• [Exercise]: Set down all of the data exactly as it appears.

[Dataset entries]
/---

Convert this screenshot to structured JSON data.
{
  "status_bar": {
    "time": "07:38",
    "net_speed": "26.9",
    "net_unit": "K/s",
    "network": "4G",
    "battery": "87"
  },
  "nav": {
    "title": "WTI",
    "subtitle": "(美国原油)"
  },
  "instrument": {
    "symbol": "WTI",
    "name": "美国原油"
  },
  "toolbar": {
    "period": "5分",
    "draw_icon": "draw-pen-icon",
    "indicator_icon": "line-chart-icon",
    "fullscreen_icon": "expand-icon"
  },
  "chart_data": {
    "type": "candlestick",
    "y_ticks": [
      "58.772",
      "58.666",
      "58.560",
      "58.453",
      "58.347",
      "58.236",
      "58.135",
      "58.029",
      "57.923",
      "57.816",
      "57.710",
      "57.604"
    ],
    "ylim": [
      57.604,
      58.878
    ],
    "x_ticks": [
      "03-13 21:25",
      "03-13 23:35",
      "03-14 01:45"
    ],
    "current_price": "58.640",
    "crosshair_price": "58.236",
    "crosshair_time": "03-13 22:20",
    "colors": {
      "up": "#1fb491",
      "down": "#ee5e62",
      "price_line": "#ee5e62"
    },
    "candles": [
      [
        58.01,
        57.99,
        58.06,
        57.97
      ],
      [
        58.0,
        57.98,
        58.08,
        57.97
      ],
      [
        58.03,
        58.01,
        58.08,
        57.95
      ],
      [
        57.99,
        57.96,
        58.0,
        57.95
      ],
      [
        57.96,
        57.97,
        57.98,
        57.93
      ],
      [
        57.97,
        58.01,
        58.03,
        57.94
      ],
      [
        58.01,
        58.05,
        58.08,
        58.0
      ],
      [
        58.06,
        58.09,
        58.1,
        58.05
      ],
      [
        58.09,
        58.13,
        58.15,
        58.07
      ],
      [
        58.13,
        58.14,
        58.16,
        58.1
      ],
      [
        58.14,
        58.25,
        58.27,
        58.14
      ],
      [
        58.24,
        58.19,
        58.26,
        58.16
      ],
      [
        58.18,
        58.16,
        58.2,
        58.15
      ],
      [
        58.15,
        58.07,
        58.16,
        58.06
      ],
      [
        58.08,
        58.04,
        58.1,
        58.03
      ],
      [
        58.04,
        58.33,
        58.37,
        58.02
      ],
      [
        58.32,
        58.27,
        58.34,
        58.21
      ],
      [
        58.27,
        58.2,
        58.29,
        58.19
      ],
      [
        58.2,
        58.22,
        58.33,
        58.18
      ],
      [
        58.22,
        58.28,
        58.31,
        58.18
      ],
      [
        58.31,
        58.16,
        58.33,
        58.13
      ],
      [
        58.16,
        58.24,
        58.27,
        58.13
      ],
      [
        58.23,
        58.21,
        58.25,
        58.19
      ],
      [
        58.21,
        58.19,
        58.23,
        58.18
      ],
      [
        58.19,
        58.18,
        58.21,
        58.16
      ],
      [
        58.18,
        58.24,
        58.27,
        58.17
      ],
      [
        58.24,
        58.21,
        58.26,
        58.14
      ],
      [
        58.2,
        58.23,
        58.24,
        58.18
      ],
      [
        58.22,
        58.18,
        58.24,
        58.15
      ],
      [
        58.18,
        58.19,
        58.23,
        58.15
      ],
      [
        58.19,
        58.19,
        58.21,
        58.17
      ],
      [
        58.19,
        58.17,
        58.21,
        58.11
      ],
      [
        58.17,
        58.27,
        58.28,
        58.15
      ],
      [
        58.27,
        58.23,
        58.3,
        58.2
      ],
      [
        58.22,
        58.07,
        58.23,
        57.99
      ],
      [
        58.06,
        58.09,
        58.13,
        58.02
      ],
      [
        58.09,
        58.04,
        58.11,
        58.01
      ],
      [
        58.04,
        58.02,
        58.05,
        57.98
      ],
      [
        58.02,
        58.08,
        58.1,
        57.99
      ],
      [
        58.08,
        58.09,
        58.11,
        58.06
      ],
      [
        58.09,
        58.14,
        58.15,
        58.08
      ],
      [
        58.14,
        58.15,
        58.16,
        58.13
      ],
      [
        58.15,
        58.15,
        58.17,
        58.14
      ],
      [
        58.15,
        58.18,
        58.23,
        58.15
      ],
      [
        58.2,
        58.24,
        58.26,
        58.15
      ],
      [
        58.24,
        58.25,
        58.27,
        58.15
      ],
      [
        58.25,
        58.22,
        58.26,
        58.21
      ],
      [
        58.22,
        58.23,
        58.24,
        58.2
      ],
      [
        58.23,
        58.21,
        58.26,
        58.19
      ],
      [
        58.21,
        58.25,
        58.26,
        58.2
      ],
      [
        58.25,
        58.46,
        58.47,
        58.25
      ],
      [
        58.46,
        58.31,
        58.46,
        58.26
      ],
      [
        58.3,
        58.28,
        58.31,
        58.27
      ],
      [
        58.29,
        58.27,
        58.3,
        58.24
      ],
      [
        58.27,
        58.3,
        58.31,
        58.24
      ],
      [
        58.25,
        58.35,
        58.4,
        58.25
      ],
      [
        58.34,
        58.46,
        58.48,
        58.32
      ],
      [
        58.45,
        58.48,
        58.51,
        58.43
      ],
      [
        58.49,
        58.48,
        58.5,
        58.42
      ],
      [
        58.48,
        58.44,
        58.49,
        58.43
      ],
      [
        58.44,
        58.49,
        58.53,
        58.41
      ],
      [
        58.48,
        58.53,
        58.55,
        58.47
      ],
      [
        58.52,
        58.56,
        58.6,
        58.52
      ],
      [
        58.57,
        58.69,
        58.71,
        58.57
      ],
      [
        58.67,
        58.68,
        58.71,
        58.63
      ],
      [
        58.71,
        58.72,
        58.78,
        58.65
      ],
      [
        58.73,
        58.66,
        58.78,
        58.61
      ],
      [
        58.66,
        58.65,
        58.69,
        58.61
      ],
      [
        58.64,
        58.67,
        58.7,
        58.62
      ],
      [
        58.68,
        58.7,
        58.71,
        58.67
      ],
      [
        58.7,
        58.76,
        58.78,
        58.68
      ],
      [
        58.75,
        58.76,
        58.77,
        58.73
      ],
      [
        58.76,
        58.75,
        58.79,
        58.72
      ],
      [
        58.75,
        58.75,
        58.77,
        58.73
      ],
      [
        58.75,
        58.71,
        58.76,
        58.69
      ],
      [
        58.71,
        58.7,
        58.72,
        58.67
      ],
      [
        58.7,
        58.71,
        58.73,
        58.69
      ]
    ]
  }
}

\---

• [Full solution]:
Convert this screenshot to structured JSON data.
{
  "status_bar": {
    "time": "07:38",
    "net_speed": "26.9",
    "net_unit": "K/s",
    "network": "4G",
    "battery": "87"
  },
  "nav": {
    "title": "WTI",
    "subtitle": "(美国原油)"
  },
  "instrument": {
    "symbol": "WTI",
    "name": "美国原油"
  },
  "toolbar": {
    "period": "5分",
    "draw_icon": "draw-pen-icon",
    "indicator_icon": "line-chart-icon",
    "fullscreen_icon": "expand-icon"
  },
  "chart_data": {
    "type": "candlestick",
    "y_ticks": [
      "58.772",
      "58.666",
      "58.560",
      "58.453",
      "58.347",
      "58.236",
      "58.135",
      "58.029",
      "57.923",
      "57.816",
      "57.710",
      "57.604"
    ],
    "ylim": [
      57.604,
      58.878
    ],
    "x_ticks": [
      "03-13 21:25",
      "03-13 23:35",
      "03-14 01:45"
    ],
    "current_price": "58.640",
    "crosshair_price": "58.236",
    "crosshair_time": "03-13 22:20",
    "colors": {
      "up": "#1fb491",
      "down": "#ee5e62",
      "price_line": "#ee5e62"
    },
    "candles": [
      [
        58.01,
        57.99,
        58.06,
        57.97
      ],
      [
        58.0,
        57.98,
        58.08,
        57.97
      ],
      [
        58.03,
        58.01,
        58.08,
        57.95
      ],
      [
        57.99,
        57.96,
        58.0,
        57.95
      ],
      [
        57.96,
        57.97,
        57.98,
        57.93
      ],
      [
        57.97,
        58.01,
        58.03,
        57.94
      ],
      [
        58.01,
        58.05,
        58.08,
        58.0
      ],
      [
        58.06,
        58.09,
        58.1,
        58.05
      ],
      [
        58.09,
        58.13,
        58.15,
        58.07
      ],
      [
        58.13,
        58.14,
        58.16,
        58.1
      ],
      [
        58.14,
        58.25,
        58.27,
        58.14
      ],
      [
        58.24,
        58.19,
        58.26,
        58.16
      ],
      [
        58.18,
        58.16,
        58.2,
        58.15
      ],
      [
        58.15,
        58.07,
        58.16,
        58.06
      ],
      [
        58.08,
        58.04,
        58.1,
        58.03
      ],
      [
        58.04,
        58.33,
        58.37,
        58.02
      ],
      [
        58.32,
        58.27,
        58.34,
        58.21
      ],
      [
        58.27,
        58.2,
        58.29,
        58.19
      ],
      [
        58.2,
        58.22,
        58.33,
        58.18
      ],
      [
        58.22,
        58.28,
        58.31,
        58.18
      ],
      [
        58.31,
        58.16,
        58.33,
        58.13
      ],
      [
        58.16,
        58.24,
        58.27,
        58.13
      ],
      [
        58.23,
        58.21,
        58.25,
        58.19
      ],
      [
        58.21,
        58.19,
        58.23,
        58.18
      ],
      [
        58.19,
        58.18,
        58.21,
        58.16
      ],
      [
        58.18,
        58.24,
        58.27,
        58.17
      ],
      [
        58.24,
        58.21,
        58.26,
        58.14
      ],
      [
        58.2,
        58.23,
        58.24,
        58.18
      ],
      [
        58.22,
        58.18,
        58.24,
        58.15
      ],
      [
        58.18,
        58.19,
        58.23,
        58.15
      ],
      [
        58.19,
        58.19,
        58.21,
        58.17
      ],
      [
        58.19,
        58.17,
        58.21,
        58.11
      ],
      [
        58.17,
        58.27,
        58.28,
        58.15
      ],
      [
        58.27,
        58.23,
        58.3,
        58.2
      ],
      [
        58.22,
        58.07,
        58.23,
        57.99
      ],
      [
        58.06,
        58.09,
        58.13,
        58.02
      ],
      [
        58.09,
        58.04,
        58.11,
        58.01
      ],
      [
        58.04,
        58.02,
        58.05,
        57.98
      ],
      [
        58.02,
        58.08,
        58.1,
        57.99
      ],
      [
        58.08,
        58.09,
        58.11,
        58.06
      ],
      [
        58.09,
        58.14,
        58.15,
        58.08
      ],
      [
        58.14,
        58.15,
        58.16,
        58.13
      ],
      [
        58.15,
        58.15,
        58.17,
        58.14
      ],
      [
        58.15,
        58.18,
        58.23,
        58.15
      ],
      [
        58.2,
        58.24,
        58.26,
        58.15
      ],
      [
        58.24,
        58.25,
        58.27,
        58.15
      ],
      [
        58.25,
        58.22,
        58.26,
        58.21
      ],
      [
        58.22,
        58.23,
        58.24,
        58.2
      ],
      [
        58.23,
        58.21,
        58.26,
        58.19
      ],
      [
        58.21,
        58.25,
        58.26,
        58.2
      ],
      [
        58.25,
        58.46,
        58.47,
        58.25
      ],
      [
        58.46,
        58.31,
        58.46,
        58.26
      ],
      [
        58.3,
        58.28,
        58.31,
        58.27
      ],
      [
        58.29,
        58.27,
        58.3,
        58.24
      ],
      [
        58.27,
        58.3,
        58.31,
        58.24
      ],
      [
        58.25,
        58.35,
        58.4,
        58.25
      ],
      [
        58.34,
        58.46,
        58.48,
        58.32
      ],
      [
        58.45,
        58.48,
        58.51,
        58.43
      ],
      [
        58.49,
        58.48,
        58.5,
        58.42
      ],
      [
        58.48,
        58.44,
        58.49,
        58.43
      ],
      [
        58.44,
        58.49,
        58.53,
        58.41
      ],
      [
        58.48,
        58.53,
        58.55,
        58.47
      ],
      [
        58.52,
        58.56,
        58.6,
        58.52
      ],
      [
        58.57,
        58.69,
        58.71,
        58.57
      ],
      [
        58.67,
        58.68,
        58.71,
        58.63
      ],
      [
        58.71,
        58.72,
        58.78,
        58.65
      ],
      [
        58.73,
        58.66,
        58.78,
        58.61
      ],
      [
        58.66,
        58.65,
        58.69,
        58.61
      ],
      [
        58.64,
        58.67,
        58.7,
        58.62
      ],
      [
        58.68,
        58.7,
        58.71,
        58.67
      ],
      [
        58.7,
        58.76,
        58.78,
        58.68
      ],
      [
        58.75,
        58.76,
        58.77,
        58.73
      ],
      [
        58.76,
        58.75,
        58.79,
        58.72
      ],
      [
        58.75,
        58.75,
        58.77,
        58.73
      ],
      [
        58.75,
        58.71,
        58.76,
        58.69
      ],
      [
        58.71,
        58.7,
        58.72,
        58.67
      ],
      [
        58.7,
        58.71,
        58.73,
        58.69
      ]
    ]
  }
}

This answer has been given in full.